+++ Extracted information

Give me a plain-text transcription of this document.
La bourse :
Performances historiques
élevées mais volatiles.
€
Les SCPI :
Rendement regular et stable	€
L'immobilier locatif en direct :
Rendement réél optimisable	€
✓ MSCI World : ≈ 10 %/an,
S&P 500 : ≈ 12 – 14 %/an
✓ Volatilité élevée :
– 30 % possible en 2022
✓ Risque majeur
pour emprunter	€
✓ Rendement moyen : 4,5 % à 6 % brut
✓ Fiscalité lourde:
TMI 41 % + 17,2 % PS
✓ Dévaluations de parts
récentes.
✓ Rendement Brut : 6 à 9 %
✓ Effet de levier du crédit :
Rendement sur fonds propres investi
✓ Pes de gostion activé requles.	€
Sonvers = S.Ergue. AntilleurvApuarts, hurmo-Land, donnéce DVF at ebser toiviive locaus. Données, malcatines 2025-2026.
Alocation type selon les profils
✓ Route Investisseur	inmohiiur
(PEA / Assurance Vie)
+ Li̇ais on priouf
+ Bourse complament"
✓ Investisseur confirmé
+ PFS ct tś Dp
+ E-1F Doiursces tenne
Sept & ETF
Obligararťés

++++++

> [Exercise details] Repeat all the entries exactly as given.

> [Solved exercise]
Give me a plain-text transcription of this document.
La bourse :
Performances historiques
élevées mais volatiles.
€
Les SCPI :
Rendement regular et stable	€
L'immobilier locatif en direct :
Rendement réél optimisable	€
✓ MSCI World : ≈ 10 %/an,
S&P 500 : ≈ 12 – 14 %/an
✓ Volatilité élevée :
– 30 % possible en 2022
✓ Risque majeur
pour emprunter	€
✓ Rendement moyen : 4,5 % à 6 % brut
✓ Fiscalité lourde:
TMI 41 % + 17,2 % PS
✓ Dévaluations de parts
récentes.
✓ Rendement Brut : 6 à 9 %
✓ Effet de levier du crédit :
Rendement sur fonds propres investi
✓ Pes de gostion activé requles.	€
Sonvers = S.Ergue. AntilleurvApuarts, hurmo-Land, donnéce DVF at ebser toiviive locaus. Données, malcatines 2025-2026.
Alocation type selon les profils
✓ Route Investisseur	inmohiiur
(PEA / Assurance Vie)
+ Li̇ais on priouf
+ Bourse complament"
✓ Investisseur confirmé
+ PFS ct tś Dp
+ E-1F Doiursces tenne
Sept & ETF
Obligararťés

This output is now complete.